DIRECTION » In the listing below, identify each line with the word "image" and return those lines.

--- EXERCISE INPUT ---

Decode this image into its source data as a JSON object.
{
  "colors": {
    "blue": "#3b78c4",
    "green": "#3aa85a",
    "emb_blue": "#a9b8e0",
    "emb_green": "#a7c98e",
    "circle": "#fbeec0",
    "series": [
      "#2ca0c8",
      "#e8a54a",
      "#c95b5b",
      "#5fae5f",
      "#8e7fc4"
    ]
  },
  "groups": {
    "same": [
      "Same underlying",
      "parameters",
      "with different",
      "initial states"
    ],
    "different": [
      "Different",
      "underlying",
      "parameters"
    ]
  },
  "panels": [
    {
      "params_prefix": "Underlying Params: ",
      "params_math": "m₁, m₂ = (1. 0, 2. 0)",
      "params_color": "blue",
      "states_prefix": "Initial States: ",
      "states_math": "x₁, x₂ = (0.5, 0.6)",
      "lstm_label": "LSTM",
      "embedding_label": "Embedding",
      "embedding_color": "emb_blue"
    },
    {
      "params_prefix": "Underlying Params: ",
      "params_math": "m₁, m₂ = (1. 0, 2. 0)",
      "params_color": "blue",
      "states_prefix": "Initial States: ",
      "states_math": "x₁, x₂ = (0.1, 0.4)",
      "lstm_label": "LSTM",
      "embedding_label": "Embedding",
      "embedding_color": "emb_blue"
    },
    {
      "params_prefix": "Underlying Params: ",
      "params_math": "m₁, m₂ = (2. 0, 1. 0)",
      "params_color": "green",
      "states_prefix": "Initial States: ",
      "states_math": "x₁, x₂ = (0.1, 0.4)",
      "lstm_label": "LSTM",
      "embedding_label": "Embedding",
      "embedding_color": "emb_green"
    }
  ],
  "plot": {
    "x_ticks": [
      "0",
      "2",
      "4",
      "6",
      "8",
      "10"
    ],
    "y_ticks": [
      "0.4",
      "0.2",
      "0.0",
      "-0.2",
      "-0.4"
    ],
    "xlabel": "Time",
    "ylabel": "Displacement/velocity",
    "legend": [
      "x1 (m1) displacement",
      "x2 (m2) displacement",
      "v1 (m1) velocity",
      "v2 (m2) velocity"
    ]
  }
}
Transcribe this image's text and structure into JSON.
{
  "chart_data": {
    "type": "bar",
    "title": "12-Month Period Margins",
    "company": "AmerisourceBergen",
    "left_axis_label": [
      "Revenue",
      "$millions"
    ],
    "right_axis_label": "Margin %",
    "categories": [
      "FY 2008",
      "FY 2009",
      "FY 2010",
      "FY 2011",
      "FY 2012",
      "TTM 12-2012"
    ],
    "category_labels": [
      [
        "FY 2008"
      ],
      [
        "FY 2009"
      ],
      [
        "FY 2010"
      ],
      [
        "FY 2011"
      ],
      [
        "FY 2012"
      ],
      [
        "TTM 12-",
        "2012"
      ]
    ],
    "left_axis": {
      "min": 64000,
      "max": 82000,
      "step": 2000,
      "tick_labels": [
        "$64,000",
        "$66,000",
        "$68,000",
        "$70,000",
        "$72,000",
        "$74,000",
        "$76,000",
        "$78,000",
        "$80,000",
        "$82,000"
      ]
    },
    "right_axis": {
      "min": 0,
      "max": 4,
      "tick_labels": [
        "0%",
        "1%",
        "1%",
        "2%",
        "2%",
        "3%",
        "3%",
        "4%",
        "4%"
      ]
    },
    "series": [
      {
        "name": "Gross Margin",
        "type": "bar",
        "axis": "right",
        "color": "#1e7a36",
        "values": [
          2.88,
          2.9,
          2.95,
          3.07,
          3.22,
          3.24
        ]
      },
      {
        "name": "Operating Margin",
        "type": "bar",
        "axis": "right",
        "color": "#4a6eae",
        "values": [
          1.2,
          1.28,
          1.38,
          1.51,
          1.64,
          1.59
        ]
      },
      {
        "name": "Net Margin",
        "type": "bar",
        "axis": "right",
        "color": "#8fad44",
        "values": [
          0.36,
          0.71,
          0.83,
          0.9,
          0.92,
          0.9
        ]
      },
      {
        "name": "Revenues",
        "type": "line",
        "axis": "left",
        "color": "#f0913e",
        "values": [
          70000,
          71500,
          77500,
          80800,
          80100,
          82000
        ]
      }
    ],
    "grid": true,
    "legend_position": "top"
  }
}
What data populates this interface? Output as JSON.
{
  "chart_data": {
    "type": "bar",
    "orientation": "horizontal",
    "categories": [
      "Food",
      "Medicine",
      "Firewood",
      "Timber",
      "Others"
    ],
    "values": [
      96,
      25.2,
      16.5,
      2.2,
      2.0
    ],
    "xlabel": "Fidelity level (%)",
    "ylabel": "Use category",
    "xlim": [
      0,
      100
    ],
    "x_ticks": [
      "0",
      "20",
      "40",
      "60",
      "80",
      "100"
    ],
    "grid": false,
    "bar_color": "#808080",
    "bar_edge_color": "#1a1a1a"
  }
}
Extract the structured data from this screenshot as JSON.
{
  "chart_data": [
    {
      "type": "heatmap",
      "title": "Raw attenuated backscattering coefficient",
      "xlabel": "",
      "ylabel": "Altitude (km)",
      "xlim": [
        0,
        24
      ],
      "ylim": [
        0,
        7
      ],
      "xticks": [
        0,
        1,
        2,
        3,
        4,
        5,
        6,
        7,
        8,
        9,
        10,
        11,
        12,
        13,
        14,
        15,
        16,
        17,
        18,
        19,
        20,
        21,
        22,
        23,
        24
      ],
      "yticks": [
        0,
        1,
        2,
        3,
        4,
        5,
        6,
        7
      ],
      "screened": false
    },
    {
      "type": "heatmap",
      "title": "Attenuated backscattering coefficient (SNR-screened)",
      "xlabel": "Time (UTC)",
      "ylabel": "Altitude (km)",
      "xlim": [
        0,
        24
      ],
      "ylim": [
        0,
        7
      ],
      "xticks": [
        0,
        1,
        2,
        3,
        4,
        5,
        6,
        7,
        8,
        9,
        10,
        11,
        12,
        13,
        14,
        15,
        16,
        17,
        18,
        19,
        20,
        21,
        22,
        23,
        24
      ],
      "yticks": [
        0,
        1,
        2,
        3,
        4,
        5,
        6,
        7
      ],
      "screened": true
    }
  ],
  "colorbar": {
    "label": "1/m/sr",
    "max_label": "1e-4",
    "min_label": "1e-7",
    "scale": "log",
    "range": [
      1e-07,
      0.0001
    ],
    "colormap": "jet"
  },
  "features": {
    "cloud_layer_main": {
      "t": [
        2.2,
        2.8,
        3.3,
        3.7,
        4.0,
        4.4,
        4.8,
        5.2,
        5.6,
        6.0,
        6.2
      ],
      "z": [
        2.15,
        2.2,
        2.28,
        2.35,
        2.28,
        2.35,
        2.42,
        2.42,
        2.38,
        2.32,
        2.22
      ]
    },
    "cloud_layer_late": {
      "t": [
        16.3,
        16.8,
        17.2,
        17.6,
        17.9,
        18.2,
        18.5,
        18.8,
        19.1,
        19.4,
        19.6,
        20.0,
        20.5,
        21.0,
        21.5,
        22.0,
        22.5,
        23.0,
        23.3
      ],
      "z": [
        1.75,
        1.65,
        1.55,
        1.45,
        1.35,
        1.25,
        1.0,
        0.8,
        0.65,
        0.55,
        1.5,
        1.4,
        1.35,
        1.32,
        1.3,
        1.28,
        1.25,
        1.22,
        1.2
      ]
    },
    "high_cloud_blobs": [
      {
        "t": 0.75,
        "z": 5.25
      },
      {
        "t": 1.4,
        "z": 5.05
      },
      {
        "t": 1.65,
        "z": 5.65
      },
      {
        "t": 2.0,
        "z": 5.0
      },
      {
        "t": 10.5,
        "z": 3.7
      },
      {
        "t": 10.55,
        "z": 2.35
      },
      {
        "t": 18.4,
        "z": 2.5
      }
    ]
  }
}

---

EXERCISE RESPONSE »
Decode this image into its source data as a JSON object.
Transcribe this image's text and structure into JSON.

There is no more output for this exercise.